## STATED PROBLEM
Reproduce the entries below in full, word for word.
═══ INPUT MATERIAL
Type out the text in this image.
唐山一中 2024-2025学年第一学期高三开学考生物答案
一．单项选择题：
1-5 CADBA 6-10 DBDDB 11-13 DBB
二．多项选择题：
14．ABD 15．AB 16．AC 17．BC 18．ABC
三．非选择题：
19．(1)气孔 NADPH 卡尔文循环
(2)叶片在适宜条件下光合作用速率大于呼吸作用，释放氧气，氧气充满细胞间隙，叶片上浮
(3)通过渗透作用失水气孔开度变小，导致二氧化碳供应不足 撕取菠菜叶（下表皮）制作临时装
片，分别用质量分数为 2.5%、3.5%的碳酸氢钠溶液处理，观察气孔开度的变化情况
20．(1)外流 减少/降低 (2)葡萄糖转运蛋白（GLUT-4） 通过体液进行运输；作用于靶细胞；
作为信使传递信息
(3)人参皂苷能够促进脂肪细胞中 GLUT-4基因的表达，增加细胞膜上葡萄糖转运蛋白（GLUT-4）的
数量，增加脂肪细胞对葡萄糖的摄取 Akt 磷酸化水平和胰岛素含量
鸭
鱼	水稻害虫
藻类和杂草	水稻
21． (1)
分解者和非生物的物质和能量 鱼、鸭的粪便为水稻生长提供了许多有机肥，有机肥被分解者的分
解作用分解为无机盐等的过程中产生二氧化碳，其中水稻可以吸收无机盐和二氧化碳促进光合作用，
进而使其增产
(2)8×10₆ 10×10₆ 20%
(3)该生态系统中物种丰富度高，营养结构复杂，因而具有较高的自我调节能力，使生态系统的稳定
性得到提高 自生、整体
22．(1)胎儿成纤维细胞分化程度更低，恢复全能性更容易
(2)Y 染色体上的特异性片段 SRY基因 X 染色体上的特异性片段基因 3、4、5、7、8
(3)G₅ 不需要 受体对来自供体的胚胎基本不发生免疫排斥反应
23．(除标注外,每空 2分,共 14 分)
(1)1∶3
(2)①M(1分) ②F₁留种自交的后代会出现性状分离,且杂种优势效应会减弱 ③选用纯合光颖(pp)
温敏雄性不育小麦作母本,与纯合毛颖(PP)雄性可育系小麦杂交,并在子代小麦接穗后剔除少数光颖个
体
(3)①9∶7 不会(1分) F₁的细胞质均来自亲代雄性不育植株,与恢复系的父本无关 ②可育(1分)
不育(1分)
══════
## SOLUTION BELOW
Type out the text in this image.
唐山一中 2024-2025学年第一学期高三开学考生物答案
一．单项选择题：
1-5 CADBA 6-10 DBDDB 11-13 DBB
二．多项选择题：
14．ABD 15．AB 16．AC 17．BC 18．ABC
三．非选择题：
19．(1)气孔 NADPH 卡尔文循环
(2)叶片在适宜条件下光合作用速率大于呼吸作用，释放氧气，氧气充满细胞间隙，叶片上浮
(3)通过渗透作用失水气孔开度变小，导致二氧化碳供应不足 撕取菠菜叶（下表皮）制作临时装
片，分别用质量分数为 2.5%、3.5%的碳酸氢钠溶液处理，观察气孔开度的变化情况
20．(1)外流 减少/降低 (2)葡萄糖转运蛋白（GLUT-4） 通过体液进行运输；作用于靶细胞；
作为信使传递信息
(3)人参皂苷能够促进脂肪细胞中 GLUT-4基因的表达，增加细胞膜上葡萄糖转运蛋白（GLUT-4）的
数量，增加脂肪细胞对葡萄糖的摄取 Akt 磷酸化水平和胰岛素含量
鸭
鱼	水稻害虫
藻类和杂草	水稻
21． (1)
分解者和非生物的物质和能量 鱼、鸭的粪便为水稻生长提供了许多有机肥，有机肥被分解者的分
解作用分解为无机盐等的过程中产生二氧化碳，其中水稻可以吸收无机盐和二氧化碳促进光合作用，
进而使其增产
(2)8×10₆ 10×10₆ 20%
(3)该生态系统中物种丰富度高，营养结构复杂，因而具有较高的自我调节能力，使生态系统的稳定
性得到提高 自生、整体
22．(1)胎儿成纤维细胞分化程度更低，恢复全能性更容易
(2)Y 染色体上的特异性片段 SRY基因 X 染色体上的特异性片段基因 3、4、5、7、8
(3)G₅ 不需要 受体对来自供体的胚胎基本不发生免疫排斥反应
23．(除标注外,每空 2分,共 14 分)
(1)1∶3
(2)①M(1分) ②F₁留种自交的后代会出现性状分离,且杂种优势效应会减弱 ③选用纯合光颖(pp)
温敏雄性不育小麦作母本,与纯合毛颖(PP)雄性可育系小麦杂交,并在子代小麦接穗后剔除少数光颖个
体
(3)①9∶7 不会(1分) F₁的细胞质均来自亲代雄性不育植株,与恢复系的父本无关 ②可育(1分)
不育(1分)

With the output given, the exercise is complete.